--- Begin ---
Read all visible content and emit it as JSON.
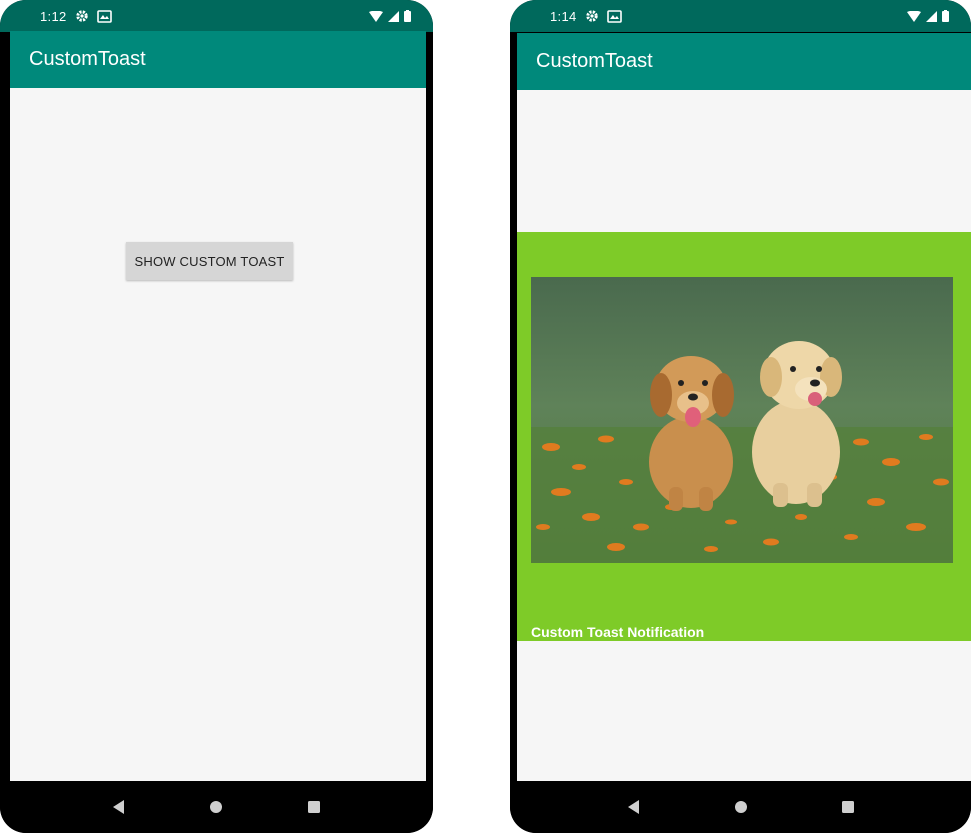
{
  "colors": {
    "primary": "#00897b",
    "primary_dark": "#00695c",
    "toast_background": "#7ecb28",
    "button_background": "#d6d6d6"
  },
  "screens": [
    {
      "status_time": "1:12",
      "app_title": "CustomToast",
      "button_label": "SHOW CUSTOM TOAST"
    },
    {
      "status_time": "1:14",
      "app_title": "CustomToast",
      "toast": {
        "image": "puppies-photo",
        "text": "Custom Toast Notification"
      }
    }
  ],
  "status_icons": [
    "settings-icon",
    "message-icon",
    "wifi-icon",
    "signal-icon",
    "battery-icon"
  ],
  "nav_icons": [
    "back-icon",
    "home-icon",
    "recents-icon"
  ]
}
--- End ---
--- Begin ---
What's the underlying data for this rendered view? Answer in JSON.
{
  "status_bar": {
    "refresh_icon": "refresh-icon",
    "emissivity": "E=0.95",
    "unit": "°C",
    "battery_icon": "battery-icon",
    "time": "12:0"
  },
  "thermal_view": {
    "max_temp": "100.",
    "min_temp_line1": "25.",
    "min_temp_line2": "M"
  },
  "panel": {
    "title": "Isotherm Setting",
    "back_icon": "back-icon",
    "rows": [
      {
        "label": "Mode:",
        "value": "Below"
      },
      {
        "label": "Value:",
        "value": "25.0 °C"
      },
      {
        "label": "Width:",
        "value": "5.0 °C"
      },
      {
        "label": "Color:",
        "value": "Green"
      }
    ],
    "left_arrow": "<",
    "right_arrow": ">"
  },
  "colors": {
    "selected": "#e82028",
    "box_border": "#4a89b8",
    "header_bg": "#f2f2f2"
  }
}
--- End ---
In the records above, how many lines include the string "JSON"? Answer with only the number.

** Task solution **
2